What you will do: How many lines in the records below hold the string "gmail"? Answer with the number alone.

Data for this exercise:
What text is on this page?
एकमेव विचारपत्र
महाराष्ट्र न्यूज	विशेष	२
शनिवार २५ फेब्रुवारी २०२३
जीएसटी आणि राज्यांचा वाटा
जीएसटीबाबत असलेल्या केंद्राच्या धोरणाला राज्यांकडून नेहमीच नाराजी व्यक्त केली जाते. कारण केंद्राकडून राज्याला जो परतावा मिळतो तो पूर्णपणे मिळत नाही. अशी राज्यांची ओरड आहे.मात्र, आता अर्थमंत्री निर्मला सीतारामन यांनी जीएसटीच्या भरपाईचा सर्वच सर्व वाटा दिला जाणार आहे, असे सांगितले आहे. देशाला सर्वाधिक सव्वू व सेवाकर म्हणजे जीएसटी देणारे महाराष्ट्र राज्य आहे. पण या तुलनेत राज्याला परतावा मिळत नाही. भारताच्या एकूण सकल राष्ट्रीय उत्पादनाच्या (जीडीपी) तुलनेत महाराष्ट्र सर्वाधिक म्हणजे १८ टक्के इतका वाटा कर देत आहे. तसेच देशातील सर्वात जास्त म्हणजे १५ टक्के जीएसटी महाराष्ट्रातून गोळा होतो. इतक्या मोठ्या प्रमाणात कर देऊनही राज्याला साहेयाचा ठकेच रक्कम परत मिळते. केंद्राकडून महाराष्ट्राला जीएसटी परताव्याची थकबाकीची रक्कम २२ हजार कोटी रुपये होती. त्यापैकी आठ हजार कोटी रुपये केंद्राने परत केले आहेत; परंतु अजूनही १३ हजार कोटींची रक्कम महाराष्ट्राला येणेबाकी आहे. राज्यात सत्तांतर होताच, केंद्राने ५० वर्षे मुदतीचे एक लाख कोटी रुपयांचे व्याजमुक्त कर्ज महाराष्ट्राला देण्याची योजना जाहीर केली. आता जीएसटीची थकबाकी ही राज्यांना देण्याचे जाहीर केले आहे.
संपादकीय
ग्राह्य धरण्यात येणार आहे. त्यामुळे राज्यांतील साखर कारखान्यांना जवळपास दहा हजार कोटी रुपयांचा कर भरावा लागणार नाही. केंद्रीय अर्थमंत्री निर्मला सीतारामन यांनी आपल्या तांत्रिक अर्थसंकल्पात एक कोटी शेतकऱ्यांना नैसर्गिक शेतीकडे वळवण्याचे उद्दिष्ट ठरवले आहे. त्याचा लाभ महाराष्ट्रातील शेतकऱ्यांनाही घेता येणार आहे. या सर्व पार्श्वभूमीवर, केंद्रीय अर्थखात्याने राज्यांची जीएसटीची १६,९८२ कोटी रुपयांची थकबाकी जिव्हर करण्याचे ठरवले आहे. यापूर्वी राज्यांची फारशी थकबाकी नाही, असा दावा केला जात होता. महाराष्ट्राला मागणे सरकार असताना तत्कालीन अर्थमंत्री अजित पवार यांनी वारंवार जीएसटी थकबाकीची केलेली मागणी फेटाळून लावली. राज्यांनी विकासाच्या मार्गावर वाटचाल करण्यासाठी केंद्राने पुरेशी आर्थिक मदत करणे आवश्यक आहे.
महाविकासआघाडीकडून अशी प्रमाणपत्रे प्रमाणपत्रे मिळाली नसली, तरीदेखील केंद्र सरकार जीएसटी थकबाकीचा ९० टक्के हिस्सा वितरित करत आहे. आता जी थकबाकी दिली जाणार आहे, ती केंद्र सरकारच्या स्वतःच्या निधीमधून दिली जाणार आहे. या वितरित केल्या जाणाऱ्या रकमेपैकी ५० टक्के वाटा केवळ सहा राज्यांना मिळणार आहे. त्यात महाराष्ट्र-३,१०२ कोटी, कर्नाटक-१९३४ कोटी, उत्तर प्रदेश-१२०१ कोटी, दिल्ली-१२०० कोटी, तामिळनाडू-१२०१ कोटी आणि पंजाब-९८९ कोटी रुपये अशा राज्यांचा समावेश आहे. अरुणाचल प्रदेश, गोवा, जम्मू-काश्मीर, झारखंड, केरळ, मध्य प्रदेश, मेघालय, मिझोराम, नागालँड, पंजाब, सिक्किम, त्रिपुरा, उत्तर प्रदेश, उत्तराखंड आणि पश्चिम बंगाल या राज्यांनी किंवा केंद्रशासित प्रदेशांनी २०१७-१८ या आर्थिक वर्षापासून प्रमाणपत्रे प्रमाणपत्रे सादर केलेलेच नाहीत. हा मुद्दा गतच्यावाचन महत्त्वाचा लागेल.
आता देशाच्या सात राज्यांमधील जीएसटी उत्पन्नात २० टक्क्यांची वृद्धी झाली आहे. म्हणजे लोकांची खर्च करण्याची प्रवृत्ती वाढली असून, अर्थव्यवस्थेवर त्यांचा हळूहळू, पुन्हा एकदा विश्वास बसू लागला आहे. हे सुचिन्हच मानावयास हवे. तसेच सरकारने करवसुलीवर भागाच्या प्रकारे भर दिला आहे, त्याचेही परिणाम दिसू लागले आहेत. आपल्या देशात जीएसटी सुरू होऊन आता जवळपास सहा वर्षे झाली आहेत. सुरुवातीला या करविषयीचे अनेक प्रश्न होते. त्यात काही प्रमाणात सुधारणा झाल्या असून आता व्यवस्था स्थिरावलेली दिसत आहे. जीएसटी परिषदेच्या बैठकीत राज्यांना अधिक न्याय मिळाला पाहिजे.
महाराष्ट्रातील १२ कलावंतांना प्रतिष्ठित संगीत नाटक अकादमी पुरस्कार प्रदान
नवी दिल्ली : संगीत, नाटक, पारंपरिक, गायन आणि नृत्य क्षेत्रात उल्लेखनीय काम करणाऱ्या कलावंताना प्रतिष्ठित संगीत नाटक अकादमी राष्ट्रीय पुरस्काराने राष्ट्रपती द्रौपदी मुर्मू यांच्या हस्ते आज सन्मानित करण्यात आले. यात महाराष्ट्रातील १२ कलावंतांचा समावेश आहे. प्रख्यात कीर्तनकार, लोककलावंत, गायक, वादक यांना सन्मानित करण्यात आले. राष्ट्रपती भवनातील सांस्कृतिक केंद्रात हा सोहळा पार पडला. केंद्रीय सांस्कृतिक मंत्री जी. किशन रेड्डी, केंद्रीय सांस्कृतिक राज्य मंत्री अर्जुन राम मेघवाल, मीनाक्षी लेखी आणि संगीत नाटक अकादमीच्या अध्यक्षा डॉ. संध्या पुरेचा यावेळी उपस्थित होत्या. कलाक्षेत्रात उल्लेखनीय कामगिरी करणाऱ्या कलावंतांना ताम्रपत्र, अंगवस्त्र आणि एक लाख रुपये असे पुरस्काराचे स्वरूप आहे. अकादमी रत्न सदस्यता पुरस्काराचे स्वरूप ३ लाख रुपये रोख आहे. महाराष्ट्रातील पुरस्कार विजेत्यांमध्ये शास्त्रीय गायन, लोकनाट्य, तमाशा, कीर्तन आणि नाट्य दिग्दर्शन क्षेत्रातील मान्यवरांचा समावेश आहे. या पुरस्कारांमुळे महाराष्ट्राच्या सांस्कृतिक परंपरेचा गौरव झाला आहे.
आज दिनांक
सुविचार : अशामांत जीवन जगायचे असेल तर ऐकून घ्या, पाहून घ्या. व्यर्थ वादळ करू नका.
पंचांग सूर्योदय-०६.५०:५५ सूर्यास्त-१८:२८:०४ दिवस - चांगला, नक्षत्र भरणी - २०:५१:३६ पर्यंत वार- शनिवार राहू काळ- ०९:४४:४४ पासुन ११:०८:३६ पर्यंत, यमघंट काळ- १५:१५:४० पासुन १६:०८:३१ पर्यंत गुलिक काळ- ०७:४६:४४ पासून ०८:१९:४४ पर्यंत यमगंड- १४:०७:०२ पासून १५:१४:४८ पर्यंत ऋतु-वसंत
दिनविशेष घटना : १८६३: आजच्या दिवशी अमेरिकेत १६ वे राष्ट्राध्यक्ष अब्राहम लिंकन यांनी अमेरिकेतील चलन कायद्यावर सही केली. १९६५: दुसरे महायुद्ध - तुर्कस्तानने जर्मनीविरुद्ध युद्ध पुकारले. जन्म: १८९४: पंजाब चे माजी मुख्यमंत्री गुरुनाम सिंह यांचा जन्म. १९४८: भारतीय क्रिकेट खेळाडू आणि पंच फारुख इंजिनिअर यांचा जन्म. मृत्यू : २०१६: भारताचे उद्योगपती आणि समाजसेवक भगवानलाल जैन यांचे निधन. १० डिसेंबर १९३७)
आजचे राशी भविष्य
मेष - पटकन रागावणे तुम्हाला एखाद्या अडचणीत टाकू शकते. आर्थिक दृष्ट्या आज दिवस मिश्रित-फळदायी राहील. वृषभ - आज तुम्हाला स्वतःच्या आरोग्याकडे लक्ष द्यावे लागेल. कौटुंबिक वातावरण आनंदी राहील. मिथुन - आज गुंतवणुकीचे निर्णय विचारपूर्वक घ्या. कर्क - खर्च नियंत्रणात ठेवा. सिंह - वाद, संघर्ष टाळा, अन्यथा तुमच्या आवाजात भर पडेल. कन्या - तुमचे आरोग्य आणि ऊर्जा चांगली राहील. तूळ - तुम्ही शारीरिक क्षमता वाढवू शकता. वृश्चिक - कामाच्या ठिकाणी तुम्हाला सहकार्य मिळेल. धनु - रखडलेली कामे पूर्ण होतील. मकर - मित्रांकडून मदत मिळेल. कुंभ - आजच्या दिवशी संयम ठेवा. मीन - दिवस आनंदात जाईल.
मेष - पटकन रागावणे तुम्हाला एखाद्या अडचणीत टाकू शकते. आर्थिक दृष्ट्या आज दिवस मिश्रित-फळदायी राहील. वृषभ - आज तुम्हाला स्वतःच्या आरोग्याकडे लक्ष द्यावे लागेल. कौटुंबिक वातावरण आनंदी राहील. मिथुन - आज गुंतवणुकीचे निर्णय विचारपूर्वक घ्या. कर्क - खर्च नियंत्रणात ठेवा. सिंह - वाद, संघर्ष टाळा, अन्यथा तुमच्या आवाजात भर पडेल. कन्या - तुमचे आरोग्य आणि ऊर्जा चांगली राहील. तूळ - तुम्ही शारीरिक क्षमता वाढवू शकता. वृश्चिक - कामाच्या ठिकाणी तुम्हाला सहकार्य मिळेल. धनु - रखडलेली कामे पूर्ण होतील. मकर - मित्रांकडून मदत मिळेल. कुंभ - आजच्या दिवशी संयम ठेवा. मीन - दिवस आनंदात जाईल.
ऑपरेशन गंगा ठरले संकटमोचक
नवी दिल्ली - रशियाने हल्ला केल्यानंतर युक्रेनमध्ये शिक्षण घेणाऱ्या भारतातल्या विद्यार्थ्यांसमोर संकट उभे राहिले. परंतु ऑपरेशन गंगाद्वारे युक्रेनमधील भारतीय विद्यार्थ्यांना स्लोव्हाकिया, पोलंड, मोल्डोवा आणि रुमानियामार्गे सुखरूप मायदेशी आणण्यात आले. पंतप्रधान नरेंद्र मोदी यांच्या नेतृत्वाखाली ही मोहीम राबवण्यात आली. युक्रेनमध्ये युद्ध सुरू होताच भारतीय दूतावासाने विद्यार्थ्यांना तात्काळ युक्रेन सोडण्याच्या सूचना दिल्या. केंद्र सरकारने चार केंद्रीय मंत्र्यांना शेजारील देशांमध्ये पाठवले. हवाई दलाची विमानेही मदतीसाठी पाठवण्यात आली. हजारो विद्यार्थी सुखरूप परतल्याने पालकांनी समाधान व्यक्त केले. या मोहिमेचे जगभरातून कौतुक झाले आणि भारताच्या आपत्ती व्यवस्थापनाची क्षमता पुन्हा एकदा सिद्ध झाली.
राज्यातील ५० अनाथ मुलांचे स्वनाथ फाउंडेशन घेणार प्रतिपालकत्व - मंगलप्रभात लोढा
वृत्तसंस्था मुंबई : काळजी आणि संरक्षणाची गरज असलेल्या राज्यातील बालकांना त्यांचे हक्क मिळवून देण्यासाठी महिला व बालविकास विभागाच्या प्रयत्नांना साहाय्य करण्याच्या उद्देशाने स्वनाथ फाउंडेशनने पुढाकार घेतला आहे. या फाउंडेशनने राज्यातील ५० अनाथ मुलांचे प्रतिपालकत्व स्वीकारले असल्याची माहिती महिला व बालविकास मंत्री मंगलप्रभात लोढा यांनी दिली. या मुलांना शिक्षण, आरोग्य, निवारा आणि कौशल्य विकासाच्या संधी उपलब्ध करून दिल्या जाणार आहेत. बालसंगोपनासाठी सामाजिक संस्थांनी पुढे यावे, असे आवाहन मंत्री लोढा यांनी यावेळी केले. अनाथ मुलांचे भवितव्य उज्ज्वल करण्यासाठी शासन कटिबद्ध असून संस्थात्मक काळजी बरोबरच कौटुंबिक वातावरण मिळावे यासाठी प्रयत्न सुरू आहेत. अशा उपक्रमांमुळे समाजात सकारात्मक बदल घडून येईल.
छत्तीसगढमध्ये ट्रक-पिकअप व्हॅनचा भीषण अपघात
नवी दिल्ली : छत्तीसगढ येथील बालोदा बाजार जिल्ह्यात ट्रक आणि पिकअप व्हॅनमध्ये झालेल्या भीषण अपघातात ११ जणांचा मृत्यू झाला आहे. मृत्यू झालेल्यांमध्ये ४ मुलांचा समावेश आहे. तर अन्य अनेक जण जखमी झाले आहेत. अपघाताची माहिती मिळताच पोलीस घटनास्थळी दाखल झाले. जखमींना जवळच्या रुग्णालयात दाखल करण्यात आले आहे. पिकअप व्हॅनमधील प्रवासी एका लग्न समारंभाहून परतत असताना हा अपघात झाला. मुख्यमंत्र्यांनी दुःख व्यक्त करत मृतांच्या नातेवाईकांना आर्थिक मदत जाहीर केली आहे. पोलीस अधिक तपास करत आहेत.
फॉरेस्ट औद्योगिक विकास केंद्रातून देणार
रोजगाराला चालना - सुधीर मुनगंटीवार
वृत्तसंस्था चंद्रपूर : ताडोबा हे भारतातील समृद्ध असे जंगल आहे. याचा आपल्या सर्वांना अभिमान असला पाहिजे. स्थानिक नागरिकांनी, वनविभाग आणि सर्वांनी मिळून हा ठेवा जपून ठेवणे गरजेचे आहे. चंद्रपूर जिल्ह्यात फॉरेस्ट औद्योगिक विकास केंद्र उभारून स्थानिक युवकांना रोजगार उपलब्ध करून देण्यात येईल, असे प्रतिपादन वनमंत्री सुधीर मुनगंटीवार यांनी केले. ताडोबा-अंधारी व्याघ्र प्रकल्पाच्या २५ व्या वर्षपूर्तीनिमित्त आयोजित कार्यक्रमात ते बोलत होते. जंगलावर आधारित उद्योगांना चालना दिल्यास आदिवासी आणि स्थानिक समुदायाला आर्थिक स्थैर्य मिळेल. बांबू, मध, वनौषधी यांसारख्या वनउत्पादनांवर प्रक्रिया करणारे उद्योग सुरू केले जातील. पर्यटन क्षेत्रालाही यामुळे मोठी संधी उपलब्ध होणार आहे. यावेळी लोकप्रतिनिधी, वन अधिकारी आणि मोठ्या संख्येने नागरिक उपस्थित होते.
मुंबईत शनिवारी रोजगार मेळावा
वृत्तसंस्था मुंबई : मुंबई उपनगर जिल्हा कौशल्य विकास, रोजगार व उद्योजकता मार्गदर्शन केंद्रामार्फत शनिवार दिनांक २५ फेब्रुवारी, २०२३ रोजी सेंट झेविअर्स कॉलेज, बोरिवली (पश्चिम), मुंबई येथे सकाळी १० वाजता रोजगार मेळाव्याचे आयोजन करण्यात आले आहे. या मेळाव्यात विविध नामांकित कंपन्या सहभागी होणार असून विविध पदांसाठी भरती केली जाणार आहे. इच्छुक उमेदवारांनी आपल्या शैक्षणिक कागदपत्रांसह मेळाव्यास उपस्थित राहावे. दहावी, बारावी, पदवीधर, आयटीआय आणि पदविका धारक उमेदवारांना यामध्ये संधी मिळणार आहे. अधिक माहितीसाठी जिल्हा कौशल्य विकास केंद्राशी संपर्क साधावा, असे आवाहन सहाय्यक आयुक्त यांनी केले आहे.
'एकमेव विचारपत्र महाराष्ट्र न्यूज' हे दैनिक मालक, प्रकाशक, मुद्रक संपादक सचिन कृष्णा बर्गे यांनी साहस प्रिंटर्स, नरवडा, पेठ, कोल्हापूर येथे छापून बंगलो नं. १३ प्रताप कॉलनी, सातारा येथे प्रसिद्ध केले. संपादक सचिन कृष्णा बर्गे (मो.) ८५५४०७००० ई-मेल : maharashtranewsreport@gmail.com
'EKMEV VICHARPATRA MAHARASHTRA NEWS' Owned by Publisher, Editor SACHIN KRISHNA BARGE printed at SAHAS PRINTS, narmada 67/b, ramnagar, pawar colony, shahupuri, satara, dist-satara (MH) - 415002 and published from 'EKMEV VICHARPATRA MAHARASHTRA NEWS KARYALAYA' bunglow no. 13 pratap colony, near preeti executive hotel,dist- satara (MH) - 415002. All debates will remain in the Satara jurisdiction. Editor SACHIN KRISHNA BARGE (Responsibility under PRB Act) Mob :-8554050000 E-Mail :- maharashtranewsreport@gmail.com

The completed task: 2